- _The problem_
Search the records for the word "structure" and pick out every line that has it.

- _Entries provided_
---+---

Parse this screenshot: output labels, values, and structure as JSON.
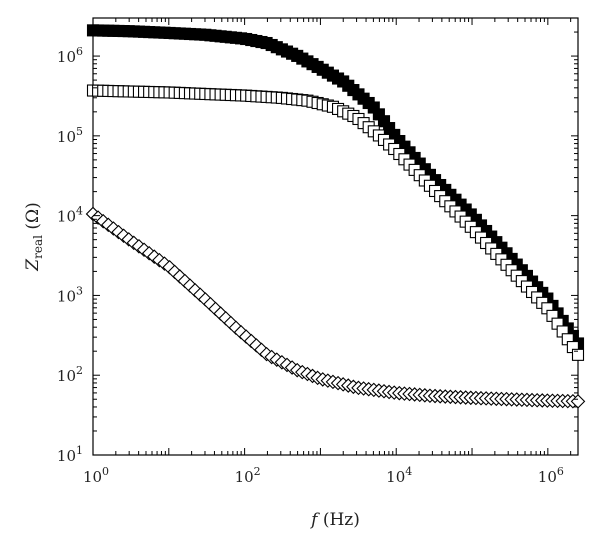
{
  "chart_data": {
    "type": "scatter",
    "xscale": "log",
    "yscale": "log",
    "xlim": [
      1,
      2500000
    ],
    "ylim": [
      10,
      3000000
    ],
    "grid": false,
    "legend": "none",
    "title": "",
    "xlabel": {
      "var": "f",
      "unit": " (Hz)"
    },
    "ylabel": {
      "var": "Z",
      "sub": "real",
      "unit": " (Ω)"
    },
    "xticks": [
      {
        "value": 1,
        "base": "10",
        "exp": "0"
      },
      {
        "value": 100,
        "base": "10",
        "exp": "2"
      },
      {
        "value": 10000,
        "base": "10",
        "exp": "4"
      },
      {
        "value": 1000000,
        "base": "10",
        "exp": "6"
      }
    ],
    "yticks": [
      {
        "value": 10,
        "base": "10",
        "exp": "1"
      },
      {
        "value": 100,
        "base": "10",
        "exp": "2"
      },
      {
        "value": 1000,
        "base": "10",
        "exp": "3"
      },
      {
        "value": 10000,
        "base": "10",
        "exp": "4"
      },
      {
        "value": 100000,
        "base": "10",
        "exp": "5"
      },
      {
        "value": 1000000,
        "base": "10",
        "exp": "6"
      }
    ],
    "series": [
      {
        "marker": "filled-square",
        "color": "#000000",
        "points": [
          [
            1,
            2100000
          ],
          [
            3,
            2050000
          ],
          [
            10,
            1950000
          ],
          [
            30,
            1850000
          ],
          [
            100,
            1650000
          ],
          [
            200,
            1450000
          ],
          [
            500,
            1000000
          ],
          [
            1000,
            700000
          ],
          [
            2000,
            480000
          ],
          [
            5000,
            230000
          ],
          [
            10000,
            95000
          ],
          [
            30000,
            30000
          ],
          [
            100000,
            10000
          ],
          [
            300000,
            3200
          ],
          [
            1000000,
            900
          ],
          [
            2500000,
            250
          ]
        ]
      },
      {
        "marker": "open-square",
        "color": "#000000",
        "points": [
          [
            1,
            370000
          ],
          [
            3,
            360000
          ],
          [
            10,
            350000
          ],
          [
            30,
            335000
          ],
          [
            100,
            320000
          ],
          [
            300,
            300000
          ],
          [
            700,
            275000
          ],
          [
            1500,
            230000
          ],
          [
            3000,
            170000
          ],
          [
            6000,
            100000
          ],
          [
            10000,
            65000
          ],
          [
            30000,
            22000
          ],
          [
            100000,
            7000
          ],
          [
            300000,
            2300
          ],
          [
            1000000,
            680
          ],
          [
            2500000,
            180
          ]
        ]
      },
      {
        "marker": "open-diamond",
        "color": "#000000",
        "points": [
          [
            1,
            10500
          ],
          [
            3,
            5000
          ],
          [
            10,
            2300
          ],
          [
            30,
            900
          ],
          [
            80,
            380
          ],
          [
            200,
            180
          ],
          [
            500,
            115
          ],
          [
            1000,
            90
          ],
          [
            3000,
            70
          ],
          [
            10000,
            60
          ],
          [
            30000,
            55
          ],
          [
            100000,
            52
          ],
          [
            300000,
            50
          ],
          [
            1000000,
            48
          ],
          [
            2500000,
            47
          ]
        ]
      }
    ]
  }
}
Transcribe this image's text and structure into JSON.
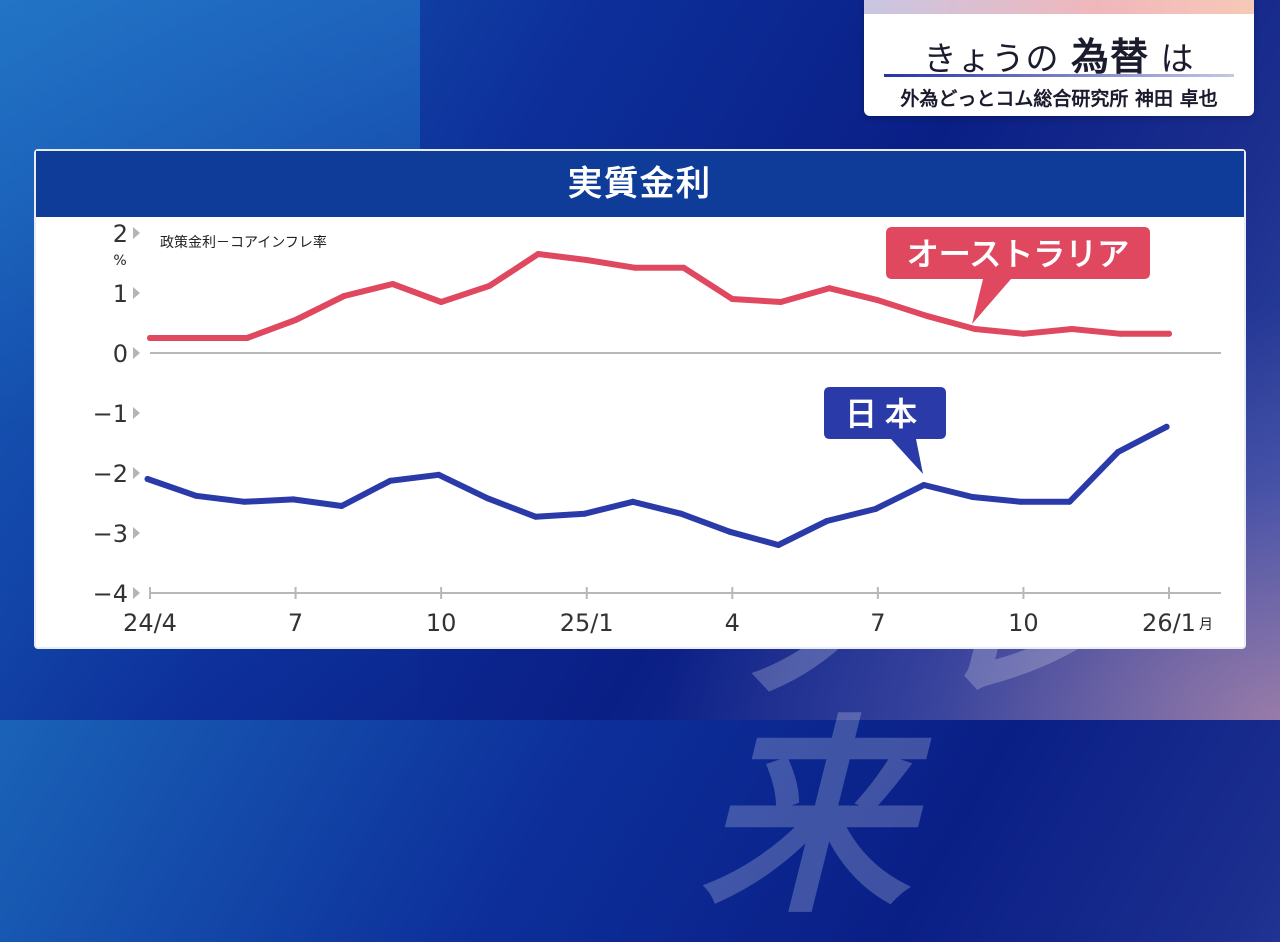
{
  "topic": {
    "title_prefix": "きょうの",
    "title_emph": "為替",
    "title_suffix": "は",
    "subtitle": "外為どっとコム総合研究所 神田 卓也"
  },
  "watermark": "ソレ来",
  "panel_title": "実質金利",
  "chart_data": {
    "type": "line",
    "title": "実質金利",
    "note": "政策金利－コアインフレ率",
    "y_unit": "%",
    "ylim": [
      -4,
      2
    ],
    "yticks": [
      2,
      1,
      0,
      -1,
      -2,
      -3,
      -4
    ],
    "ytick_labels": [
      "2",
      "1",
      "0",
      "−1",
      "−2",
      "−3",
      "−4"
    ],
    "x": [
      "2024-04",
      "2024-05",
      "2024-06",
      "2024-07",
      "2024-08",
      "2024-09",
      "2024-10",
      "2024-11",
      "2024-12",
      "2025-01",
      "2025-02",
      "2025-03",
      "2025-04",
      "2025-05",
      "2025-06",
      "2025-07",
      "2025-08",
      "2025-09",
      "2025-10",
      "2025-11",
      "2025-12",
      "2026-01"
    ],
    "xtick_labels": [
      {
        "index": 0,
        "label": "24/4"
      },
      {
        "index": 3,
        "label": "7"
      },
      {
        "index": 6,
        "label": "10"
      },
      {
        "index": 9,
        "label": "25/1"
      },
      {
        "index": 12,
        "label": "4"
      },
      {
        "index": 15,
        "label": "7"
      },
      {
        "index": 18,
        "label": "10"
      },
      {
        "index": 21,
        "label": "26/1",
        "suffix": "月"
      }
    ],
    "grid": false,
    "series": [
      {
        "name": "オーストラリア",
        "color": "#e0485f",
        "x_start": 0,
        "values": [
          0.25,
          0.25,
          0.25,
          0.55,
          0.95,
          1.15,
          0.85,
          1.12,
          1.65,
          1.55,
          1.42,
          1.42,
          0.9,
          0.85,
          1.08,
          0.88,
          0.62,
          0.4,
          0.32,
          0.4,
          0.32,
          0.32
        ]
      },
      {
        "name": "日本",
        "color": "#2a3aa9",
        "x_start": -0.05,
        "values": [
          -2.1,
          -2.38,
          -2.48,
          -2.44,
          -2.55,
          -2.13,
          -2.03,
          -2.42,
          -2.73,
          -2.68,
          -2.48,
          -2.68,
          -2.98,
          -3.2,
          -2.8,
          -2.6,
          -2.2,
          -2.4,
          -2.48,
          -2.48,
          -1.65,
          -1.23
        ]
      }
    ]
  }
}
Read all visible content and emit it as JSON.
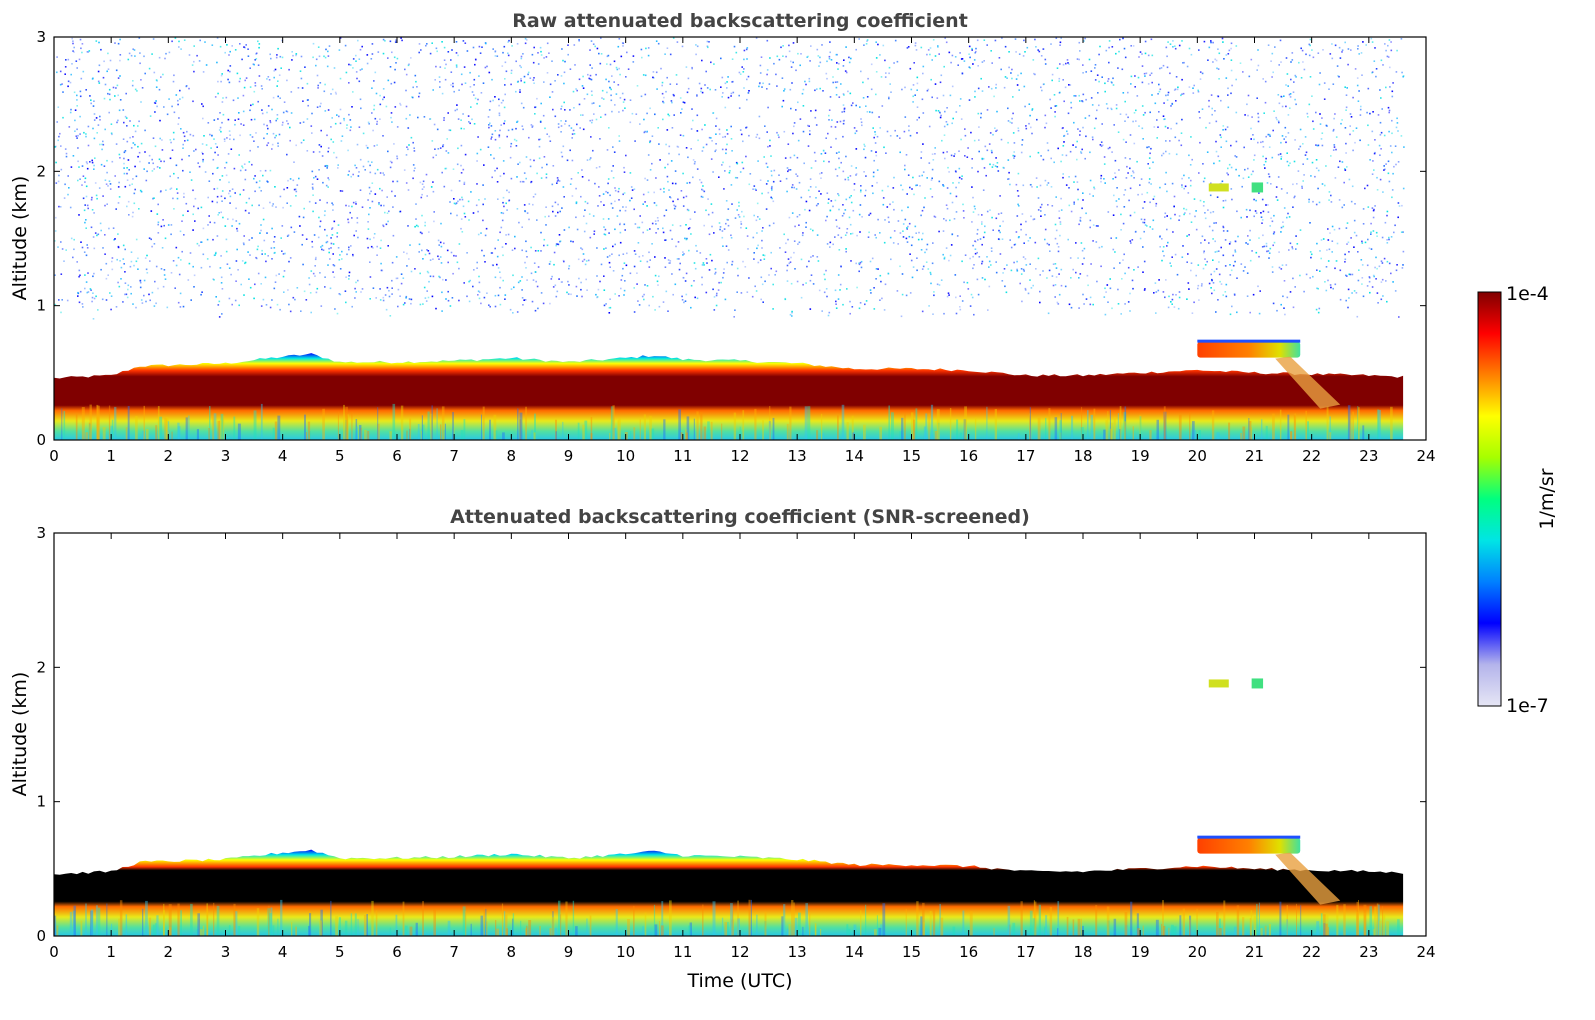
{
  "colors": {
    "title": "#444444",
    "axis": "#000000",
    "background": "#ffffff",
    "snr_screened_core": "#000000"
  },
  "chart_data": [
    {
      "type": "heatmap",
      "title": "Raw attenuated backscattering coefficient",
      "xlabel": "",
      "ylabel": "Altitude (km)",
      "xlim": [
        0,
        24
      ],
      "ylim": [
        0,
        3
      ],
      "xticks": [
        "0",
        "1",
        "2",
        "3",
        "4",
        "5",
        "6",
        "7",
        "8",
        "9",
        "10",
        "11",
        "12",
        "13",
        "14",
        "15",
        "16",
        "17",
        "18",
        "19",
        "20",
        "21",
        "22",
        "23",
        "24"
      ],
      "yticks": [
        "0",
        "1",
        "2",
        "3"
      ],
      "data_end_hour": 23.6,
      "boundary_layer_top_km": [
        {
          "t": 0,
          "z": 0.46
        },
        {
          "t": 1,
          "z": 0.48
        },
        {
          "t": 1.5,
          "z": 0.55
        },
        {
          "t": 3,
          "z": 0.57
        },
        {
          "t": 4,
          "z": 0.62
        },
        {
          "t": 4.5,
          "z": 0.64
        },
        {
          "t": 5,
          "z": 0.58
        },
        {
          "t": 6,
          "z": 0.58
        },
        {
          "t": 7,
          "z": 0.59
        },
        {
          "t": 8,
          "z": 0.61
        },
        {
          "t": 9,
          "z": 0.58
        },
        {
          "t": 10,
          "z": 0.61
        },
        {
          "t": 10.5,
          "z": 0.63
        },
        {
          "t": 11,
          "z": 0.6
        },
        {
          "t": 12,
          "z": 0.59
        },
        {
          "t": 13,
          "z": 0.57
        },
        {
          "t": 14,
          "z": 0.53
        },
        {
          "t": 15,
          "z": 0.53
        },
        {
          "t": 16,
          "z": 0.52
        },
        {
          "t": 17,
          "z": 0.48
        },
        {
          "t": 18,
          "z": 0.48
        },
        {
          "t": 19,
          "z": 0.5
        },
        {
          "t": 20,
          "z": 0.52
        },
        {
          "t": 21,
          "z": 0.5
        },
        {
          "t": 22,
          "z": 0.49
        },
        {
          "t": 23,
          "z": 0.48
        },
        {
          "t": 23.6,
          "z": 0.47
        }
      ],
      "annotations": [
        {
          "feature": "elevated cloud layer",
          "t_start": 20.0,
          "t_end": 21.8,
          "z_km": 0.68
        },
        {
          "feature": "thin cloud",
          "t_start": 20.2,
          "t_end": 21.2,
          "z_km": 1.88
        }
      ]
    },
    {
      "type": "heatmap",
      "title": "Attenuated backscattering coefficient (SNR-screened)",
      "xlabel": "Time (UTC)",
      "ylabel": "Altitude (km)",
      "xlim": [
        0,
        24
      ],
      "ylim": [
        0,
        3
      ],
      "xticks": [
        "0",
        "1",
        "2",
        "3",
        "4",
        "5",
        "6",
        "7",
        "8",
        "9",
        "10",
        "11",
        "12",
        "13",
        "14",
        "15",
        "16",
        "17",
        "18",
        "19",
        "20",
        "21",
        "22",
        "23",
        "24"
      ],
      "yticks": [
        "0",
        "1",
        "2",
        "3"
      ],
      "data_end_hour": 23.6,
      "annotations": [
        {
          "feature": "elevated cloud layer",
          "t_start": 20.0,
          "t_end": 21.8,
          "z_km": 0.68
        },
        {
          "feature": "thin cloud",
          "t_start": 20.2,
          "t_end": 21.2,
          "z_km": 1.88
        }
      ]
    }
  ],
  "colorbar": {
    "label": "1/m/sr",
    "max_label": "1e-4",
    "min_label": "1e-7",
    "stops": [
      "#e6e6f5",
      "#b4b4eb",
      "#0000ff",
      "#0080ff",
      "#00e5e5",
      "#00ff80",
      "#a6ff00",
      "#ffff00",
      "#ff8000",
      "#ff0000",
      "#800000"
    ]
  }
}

---+---

- _Answer to the exercise_
Parse this screenshot: output labels, values, and structure as JSON.
Transcribe this image's text and structure into JSON.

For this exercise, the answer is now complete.